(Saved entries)
****************************************
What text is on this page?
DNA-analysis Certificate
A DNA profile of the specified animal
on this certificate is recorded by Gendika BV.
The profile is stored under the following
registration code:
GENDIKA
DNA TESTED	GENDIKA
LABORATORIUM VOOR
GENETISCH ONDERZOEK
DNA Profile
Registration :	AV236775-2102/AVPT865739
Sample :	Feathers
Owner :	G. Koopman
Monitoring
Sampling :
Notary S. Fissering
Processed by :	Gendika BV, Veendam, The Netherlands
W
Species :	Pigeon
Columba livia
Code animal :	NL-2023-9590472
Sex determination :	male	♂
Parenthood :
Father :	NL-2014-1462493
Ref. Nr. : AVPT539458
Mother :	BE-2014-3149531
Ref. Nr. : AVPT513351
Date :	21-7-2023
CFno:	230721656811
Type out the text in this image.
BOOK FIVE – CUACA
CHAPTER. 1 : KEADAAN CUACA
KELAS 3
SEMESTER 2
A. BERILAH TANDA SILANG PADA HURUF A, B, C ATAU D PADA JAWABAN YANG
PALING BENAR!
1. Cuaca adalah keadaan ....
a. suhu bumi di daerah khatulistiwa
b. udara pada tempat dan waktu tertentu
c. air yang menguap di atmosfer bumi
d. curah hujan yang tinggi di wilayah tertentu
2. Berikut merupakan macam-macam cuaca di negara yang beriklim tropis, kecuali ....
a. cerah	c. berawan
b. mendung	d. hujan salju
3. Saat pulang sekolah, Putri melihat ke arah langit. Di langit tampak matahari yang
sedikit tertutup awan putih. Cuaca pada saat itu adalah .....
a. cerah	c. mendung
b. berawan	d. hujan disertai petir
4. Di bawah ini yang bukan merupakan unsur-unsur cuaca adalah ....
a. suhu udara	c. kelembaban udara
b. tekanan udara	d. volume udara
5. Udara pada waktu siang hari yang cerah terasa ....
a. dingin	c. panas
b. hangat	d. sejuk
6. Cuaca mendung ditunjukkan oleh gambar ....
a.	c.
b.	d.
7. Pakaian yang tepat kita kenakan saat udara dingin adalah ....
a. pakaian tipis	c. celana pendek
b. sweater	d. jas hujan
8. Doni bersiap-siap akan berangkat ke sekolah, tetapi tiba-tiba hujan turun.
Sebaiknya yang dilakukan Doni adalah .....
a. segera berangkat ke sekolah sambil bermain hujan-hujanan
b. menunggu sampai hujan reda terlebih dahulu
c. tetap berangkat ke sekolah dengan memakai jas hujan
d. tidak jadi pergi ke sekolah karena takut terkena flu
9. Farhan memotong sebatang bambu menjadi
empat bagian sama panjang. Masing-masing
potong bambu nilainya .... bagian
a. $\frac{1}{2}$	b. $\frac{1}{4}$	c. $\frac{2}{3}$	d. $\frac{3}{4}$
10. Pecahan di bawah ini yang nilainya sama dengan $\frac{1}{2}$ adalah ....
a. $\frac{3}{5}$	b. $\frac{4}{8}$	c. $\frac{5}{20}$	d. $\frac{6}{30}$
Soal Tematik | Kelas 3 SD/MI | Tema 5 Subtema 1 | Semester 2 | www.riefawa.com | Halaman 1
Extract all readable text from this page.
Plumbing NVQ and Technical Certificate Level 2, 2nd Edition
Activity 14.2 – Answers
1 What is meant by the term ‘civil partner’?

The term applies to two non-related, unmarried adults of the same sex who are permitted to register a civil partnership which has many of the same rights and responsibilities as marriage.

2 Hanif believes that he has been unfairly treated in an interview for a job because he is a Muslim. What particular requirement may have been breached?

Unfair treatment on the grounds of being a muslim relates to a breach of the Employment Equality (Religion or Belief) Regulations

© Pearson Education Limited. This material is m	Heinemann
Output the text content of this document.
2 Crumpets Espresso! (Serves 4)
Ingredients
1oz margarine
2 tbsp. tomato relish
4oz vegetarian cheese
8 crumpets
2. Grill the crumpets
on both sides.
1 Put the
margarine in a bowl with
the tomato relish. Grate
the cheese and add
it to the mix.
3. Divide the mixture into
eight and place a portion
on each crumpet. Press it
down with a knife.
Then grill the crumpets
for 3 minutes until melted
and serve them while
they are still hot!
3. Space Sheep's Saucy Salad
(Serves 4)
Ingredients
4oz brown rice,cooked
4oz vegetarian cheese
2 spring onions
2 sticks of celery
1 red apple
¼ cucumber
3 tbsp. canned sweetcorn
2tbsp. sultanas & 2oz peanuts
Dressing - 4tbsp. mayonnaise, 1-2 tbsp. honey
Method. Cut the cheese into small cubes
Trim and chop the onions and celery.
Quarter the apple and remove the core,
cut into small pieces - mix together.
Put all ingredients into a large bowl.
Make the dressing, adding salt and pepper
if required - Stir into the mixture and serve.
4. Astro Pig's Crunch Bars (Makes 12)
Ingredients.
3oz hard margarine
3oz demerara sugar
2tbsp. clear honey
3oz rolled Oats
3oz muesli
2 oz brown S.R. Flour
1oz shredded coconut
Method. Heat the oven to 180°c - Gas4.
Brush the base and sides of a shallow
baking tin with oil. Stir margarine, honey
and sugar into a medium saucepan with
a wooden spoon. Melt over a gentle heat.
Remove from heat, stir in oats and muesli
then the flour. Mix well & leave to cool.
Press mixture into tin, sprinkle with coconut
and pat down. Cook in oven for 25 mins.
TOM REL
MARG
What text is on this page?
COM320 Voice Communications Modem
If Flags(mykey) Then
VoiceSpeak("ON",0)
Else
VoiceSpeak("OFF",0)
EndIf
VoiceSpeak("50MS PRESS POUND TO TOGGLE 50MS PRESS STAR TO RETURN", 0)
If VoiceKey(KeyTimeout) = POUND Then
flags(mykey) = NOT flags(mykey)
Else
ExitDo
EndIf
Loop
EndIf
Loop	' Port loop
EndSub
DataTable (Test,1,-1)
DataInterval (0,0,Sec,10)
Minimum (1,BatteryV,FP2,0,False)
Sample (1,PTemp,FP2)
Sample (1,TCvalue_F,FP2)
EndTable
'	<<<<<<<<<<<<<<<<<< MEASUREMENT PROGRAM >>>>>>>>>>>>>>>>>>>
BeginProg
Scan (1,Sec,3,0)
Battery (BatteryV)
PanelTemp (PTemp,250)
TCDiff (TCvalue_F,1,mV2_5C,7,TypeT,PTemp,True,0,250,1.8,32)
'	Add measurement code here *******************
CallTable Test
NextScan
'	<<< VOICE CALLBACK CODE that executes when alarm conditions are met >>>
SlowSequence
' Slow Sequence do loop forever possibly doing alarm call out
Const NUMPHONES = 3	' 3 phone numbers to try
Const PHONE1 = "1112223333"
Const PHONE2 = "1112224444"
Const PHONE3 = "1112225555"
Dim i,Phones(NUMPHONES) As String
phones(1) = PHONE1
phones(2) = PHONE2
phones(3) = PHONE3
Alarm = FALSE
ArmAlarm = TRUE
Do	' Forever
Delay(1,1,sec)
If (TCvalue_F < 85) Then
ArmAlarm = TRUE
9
****************************************
*What is required:*
Set all of the records down again, exactly as they stand.

*Response to this exercise:*
What text is on this page?
DNA-analysis Certificate
A DNA profile of the specified animal
on this certificate is recorded by Gendika BV.
The profile is stored under the following
registration code:
GENDIKA
DNA TESTED	GENDIKA
LABORATORIUM VOOR
GENETISCH ONDERZOEK
DNA Profile
Registration :	AV236775-2102/AVPT865739
Sample :	Feathers
Owner :	G. Koopman
Monitoring
Sampling :
Notary S. Fissering
Processed by :	Gendika BV, Veendam, The Netherlands
W
Species :	Pigeon
Columba livia
Code animal :	NL-2023-9590472
Sex determination :	male	♂
Parenthood :
Father :	NL-2014-1462493
Ref. Nr. : AVPT539458
Mother :	BE-2014-3149531
Ref. Nr. : AVPT513351
Date :	21-7-2023
CFno:	230721656811
Type out the text in this image.
BOOK FIVE – CUACA
CHAPTER. 1 : KEADAAN CUACA
KELAS 3
SEMESTER 2
A. BERILAH TANDA SILANG PADA HURUF A, B, C ATAU D PADA JAWABAN YANG
PALING BENAR!
1. Cuaca adalah keadaan ....
a. suhu bumi di daerah khatulistiwa
b. udara pada tempat dan waktu tertentu
c. air yang menguap di atmosfer bumi
d. curah hujan yang tinggi di wilayah tertentu
2. Berikut merupakan macam-macam cuaca di negara yang beriklim tropis, kecuali ....
a. cerah	c. berawan
b. mendung	d. hujan salju
3. Saat pulang sekolah, Putri melihat ke arah langit. Di langit tampak matahari yang
sedikit tertutup awan putih. Cuaca pada saat itu adalah .....
a. cerah	c. mendung
b. berawan	d. hujan disertai petir
4. Di bawah ini yang bukan merupakan unsur-unsur cuaca adalah ....
a. suhu udara	c. kelembaban udara
b. tekanan udara	d. volume udara
5. Udara pada waktu siang hari yang cerah terasa ....
a. dingin	c. panas
b. hangat	d. sejuk
6. Cuaca mendung ditunjukkan oleh gambar ....
a.	c.
b.	d.
7. Pakaian yang tepat kita kenakan saat udara dingin adalah ....
a. pakaian tipis	c. celana pendek
b. sweater	d. jas hujan
8. Doni bersiap-siap akan berangkat ke sekolah, tetapi tiba-tiba hujan turun.
Sebaiknya yang dilakukan Doni adalah .....
a. segera berangkat ke sekolah sambil bermain hujan-hujanan
b. menunggu sampai hujan reda terlebih dahulu
c. tetap berangkat ke sekolah dengan memakai jas hujan
d. tidak jadi pergi ke sekolah karena takut terkena flu
9. Farhan memotong sebatang bambu menjadi
empat bagian sama panjang. Masing-masing
potong bambu nilainya .... bagian
a. $\frac{1}{2}$	b. $\frac{1}{4}$	c. $\frac{2}{3}$	d. $\frac{3}{4}$
10. Pecahan di bawah ini yang nilainya sama dengan $\frac{1}{2}$ adalah ....
a. $\frac{3}{5}$	b. $\frac{4}{8}$	c. $\frac{5}{20}$	d. $\frac{6}{30}$
Soal Tematik | Kelas 3 SD/MI | Tema 5 Subtema 1 | Semester 2 | www.riefawa.com | Halaman 1
Extract all readable text from this page.
Plumbing NVQ and Technical Certificate Level 2, 2nd Edition
Activity 14.2 – Answers
1 What is meant by the term ‘civil partner’?

The term applies to two non-related, unmarried adults of the same sex who are permitted to register a civil partnership which has many of the same rights and responsibilities as marriage.

2 Hanif believes that he has been unfairly treated in an interview for a job because he is a Muslim. What particular requirement may have been breached?

Unfair treatment on the grounds of being a muslim relates to a breach of the Employment Equality (Religion or Belief) Regulations

© Pearson Education Limited. This material is m	Heinemann
Output the text content of this document.
2 Crumpets Espresso! (Serves 4)
Ingredients
1oz margarine
2 tbsp. tomato relish
4oz vegetarian cheese
8 crumpets
2. Grill the crumpets
on both sides.
1 Put the
margarine in a bowl with
the tomato relish. Grate
the cheese and add
it to the mix.
3. Divide the mixture into
eight and place a portion
on each crumpet. Press it
down with a knife.
Then grill the crumpets
for 3 minutes until melted
and serve them while
they are still hot!
3. Space Sheep's Saucy Salad
(Serves 4)
Ingredients
4oz brown rice,cooked
4oz vegetarian cheese
2 spring onions
2 sticks of celery
1 red apple
¼ cucumber
3 tbsp. canned sweetcorn
2tbsp. sultanas & 2oz peanuts
Dressing - 4tbsp. mayonnaise, 1-2 tbsp. honey
Method. Cut the cheese into small cubes
Trim and chop the onions and celery.
Quarter the apple and remove the core,
cut into small pieces - mix together.
Put all ingredients into a large bowl.
Make the dressing, adding salt and pepper
if required - Stir into the mixture and serve.
4. Astro Pig's Crunch Bars (Makes 12)
Ingredients.
3oz hard margarine
3oz demerara sugar
2tbsp. clear honey
3oz rolled Oats
3oz muesli
2 oz brown S.R. Flour
1oz shredded coconut
Method. Heat the oven to 180°c - Gas4.
Brush the base and sides of a shallow
baking tin with oil. Stir margarine, honey
and sugar into a medium saucepan with
a wooden spoon. Melt over a gentle heat.
Remove from heat, stir in oats and muesli
then the flour. Mix well & leave to cool.
Press mixture into tin, sprinkle with coconut
and pat down. Cook in oven for 25 mins.
TOM REL
MARG
What text is on this page?
COM320 Voice Communications Modem
If Flags(mykey) Then
VoiceSpeak("ON",0)
Else
VoiceSpeak("OFF",0)
EndIf
VoiceSpeak("50MS PRESS POUND TO TOGGLE 50MS PRESS STAR TO RETURN", 0)
If VoiceKey(KeyTimeout) = POUND Then
flags(mykey) = NOT flags(mykey)
Else
ExitDo
EndIf
Loop
EndIf
Loop	' Port loop
EndSub
DataTable (Test,1,-1)
DataInterval (0,0,Sec,10)
Minimum (1,BatteryV,FP2,0,False)
Sample (1,PTemp,FP2)
Sample (1,TCvalue_F,FP2)
EndTable
'	<<<<<<<<<<<<<<<<<< MEASUREMENT PROGRAM >>>>>>>>>>>>>>>>>>>
BeginProg
Scan (1,Sec,3,0)
Battery (BatteryV)
PanelTemp (PTemp,250)
TCDiff (TCvalue_F,1,mV2_5C,7,TypeT,PTemp,True,0,250,1.8,32)
'	Add measurement code here *******************
CallTable Test
NextScan
'	<<< VOICE CALLBACK CODE that executes when alarm conditions are met >>>
SlowSequence
' Slow Sequence do loop forever possibly doing alarm call out
Const NUMPHONES = 3	' 3 phone numbers to try
Const PHONE1 = "1112223333"
Const PHONE2 = "1112224444"
Const PHONE3 = "1112225555"
Dim i,Phones(NUMPHONES) As String
phones(1) = PHONE1
phones(2) = PHONE2
phones(3) = PHONE3
Alarm = FALSE
ArmAlarm = TRUE
Do	' Forever
Delay(1,1,sec)
If (TCvalue_F < 85) Then
ArmAlarm = TRUE
9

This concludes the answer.